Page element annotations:
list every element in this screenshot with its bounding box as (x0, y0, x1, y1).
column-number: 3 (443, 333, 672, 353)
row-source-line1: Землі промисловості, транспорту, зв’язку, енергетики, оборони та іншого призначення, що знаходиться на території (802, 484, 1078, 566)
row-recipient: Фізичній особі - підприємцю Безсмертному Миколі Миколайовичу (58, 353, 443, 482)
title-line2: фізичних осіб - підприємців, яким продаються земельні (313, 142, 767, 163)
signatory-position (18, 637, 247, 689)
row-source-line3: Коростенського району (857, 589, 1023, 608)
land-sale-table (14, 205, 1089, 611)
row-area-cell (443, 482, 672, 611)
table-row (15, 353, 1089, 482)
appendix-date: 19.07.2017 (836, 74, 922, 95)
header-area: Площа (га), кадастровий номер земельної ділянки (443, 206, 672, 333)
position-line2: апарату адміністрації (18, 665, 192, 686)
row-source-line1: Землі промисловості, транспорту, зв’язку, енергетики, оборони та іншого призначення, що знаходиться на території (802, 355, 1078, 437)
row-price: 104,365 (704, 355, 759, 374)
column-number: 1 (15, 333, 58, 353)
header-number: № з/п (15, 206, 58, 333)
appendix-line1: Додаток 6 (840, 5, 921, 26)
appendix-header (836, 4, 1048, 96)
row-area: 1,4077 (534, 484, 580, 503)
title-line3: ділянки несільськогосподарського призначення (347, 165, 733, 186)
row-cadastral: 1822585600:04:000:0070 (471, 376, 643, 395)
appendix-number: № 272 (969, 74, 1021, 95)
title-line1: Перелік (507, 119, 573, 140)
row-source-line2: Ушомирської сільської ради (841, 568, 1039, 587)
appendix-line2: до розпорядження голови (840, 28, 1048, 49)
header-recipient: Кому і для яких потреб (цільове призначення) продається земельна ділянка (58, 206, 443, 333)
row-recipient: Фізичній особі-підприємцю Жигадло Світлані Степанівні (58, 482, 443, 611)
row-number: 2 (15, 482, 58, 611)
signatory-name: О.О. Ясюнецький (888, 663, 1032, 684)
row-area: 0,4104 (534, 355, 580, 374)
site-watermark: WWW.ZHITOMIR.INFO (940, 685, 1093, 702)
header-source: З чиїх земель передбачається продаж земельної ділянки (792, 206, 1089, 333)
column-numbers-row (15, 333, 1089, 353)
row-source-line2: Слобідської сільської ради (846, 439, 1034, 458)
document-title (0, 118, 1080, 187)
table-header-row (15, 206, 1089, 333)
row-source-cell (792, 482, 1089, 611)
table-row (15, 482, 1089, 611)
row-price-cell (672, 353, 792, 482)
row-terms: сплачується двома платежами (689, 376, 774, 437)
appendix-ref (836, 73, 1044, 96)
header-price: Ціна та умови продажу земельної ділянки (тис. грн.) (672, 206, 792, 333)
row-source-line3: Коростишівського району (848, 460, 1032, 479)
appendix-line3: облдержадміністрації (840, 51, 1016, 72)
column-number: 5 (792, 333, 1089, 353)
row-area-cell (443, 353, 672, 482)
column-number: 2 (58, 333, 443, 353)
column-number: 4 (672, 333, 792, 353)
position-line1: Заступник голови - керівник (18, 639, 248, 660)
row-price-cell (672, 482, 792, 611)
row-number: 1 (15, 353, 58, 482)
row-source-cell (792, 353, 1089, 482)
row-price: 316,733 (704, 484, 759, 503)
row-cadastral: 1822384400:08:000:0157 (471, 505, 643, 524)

▶ _Aim of the task_
Find every line in the records above that contains the string "території", and copy each one.

▶ _Finished task_
row-source-line1: Землі промисловості, транспорту, зв’язку, енергетики, оборони та іншого призначення, що знаходиться на території (802, 484, 1078, 566)
row-source-line1: Землі промисловості, транспорту, зв’язку, енергетики, оборони та іншого призначення, що знаходиться на території (802, 355, 1078, 437)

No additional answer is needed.